- Instruction -
Copy out each line that includes the word "Read".

[Collected data entries]
__________________________________________________

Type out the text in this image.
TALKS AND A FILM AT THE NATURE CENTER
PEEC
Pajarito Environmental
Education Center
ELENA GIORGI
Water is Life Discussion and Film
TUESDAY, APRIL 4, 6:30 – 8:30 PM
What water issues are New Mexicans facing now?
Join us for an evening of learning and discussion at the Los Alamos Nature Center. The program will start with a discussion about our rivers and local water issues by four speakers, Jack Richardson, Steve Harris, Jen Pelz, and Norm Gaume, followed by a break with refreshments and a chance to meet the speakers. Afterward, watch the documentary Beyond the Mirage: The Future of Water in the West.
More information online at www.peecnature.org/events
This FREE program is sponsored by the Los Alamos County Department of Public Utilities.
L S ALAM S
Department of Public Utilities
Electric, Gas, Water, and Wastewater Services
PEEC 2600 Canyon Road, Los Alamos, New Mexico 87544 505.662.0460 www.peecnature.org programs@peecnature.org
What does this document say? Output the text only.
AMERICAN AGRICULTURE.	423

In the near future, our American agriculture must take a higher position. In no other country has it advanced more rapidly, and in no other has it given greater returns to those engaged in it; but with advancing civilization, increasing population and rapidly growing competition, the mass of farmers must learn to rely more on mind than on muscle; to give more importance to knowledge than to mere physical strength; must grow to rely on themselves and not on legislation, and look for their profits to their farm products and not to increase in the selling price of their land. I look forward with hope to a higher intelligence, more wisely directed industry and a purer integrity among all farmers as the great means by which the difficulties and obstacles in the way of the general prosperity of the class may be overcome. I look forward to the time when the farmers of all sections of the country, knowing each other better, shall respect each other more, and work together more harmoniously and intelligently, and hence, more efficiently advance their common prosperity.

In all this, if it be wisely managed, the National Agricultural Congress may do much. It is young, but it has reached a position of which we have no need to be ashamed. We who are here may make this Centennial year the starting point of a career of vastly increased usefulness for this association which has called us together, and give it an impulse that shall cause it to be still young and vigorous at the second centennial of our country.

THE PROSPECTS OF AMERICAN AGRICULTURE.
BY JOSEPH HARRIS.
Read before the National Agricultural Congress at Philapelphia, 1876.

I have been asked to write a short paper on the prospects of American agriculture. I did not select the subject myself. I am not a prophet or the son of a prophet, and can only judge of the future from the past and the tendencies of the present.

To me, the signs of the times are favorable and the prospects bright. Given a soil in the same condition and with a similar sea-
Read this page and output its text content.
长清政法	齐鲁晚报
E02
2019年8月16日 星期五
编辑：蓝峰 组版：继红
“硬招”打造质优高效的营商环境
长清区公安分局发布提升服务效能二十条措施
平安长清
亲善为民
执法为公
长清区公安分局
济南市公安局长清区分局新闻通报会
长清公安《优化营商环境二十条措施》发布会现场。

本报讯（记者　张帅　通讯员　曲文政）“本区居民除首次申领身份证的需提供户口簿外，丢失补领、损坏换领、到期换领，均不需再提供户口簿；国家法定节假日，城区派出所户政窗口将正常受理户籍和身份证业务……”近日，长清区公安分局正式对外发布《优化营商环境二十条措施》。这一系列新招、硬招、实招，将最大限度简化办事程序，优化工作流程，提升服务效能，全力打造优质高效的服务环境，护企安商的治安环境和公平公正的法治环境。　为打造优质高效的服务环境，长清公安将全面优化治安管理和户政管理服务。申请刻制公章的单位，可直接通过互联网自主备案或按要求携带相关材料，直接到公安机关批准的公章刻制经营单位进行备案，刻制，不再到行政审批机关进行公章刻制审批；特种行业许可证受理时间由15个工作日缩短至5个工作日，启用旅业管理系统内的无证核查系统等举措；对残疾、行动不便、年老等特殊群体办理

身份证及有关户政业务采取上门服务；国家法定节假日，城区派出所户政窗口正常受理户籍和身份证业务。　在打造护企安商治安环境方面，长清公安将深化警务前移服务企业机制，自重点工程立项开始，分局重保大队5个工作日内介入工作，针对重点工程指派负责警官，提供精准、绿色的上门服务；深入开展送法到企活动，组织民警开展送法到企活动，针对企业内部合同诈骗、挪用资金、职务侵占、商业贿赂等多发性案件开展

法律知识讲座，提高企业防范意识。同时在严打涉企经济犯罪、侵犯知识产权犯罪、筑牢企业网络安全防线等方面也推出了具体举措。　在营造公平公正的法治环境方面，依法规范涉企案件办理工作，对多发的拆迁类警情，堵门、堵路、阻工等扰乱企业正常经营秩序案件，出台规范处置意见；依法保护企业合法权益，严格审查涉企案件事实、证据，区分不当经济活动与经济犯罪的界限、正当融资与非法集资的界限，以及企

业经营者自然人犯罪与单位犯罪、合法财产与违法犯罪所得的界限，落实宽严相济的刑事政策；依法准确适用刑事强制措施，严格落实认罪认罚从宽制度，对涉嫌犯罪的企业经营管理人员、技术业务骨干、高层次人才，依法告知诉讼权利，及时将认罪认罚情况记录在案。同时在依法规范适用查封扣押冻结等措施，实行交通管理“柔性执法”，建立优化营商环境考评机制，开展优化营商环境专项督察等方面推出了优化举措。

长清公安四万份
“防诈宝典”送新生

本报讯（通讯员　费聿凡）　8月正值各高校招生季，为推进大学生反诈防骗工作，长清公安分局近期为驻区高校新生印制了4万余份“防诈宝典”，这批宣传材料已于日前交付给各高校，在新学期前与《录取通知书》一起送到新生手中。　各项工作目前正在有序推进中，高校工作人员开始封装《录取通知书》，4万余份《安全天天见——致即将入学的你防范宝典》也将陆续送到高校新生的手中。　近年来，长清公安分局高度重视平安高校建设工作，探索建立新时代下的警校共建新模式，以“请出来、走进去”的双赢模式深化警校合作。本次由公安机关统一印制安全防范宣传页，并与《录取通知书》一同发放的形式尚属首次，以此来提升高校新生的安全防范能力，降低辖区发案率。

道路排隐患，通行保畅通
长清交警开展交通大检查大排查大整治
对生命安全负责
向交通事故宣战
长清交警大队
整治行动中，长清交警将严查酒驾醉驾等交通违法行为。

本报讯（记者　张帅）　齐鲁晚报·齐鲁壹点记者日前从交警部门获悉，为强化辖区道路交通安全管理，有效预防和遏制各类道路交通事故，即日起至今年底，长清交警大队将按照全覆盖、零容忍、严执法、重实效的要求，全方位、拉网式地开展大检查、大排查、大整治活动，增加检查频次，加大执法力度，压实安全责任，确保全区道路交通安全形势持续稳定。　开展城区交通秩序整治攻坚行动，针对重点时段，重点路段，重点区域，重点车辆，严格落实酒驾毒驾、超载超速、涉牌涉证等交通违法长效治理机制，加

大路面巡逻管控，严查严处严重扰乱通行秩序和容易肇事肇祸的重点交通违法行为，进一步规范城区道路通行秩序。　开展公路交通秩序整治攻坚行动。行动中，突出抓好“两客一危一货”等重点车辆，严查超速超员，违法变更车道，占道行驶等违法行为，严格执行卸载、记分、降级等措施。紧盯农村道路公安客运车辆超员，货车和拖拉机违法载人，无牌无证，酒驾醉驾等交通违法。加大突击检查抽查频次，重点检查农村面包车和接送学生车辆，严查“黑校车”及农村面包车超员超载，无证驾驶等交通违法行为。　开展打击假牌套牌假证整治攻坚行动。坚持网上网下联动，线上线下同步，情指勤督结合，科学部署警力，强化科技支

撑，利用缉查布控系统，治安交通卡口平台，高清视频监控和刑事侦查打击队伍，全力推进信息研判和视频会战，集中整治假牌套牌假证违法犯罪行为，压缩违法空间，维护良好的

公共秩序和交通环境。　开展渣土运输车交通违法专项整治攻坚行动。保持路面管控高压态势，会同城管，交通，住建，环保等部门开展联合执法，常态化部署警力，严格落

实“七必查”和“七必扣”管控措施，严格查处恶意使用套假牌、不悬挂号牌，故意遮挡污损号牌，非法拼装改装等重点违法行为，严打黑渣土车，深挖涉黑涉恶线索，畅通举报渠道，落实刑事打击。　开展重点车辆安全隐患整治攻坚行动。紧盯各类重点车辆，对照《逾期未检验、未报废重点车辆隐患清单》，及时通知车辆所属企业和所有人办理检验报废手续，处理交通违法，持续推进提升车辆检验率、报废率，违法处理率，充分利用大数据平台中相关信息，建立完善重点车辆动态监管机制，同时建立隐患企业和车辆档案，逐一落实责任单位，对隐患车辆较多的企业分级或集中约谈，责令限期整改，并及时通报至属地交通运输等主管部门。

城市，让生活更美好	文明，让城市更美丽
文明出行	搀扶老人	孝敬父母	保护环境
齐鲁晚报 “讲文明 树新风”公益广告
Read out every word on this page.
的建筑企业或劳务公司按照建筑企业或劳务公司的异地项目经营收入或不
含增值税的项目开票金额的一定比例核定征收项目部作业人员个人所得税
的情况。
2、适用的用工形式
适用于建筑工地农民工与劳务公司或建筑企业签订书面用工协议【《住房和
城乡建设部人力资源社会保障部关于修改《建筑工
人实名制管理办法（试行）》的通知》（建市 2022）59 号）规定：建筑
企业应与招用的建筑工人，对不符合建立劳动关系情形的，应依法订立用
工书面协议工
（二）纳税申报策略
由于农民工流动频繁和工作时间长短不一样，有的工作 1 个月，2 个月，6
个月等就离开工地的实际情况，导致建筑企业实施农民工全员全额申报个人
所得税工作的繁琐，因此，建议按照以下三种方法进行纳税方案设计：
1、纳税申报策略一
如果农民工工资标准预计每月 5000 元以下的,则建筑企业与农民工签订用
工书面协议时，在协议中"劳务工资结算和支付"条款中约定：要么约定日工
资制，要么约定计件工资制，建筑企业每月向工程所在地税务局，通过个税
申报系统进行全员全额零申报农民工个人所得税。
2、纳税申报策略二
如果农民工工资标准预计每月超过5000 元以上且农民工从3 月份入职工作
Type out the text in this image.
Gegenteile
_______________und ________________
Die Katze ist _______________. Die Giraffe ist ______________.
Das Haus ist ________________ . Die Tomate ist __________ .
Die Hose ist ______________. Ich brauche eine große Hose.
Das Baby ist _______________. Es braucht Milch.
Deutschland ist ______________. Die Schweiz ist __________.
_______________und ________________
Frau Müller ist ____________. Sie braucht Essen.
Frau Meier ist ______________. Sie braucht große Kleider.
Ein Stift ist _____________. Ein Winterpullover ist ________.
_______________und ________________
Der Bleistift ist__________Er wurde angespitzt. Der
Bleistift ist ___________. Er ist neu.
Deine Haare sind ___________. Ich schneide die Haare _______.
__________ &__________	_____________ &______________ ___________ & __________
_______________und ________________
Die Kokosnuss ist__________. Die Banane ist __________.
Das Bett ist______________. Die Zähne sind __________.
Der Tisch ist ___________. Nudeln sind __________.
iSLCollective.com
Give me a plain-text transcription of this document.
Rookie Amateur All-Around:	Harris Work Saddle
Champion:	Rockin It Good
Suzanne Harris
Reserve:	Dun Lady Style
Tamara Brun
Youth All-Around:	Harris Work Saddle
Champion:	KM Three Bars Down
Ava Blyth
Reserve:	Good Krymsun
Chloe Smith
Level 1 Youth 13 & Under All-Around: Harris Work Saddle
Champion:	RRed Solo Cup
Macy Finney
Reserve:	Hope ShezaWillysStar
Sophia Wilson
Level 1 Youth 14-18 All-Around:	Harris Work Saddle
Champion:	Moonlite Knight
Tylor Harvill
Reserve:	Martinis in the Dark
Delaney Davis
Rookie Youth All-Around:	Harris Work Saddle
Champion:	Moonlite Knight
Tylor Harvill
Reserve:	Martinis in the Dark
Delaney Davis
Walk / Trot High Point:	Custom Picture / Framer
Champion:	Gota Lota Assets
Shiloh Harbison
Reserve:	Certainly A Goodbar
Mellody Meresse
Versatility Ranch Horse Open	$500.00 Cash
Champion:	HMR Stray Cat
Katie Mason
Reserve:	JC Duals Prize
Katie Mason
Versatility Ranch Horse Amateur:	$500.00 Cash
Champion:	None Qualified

__________________________________________________

- The response -
Read before the National Agricultural Congress at Philapelphia, 1876.
Read this page and output its text content.
Read out every word on this page.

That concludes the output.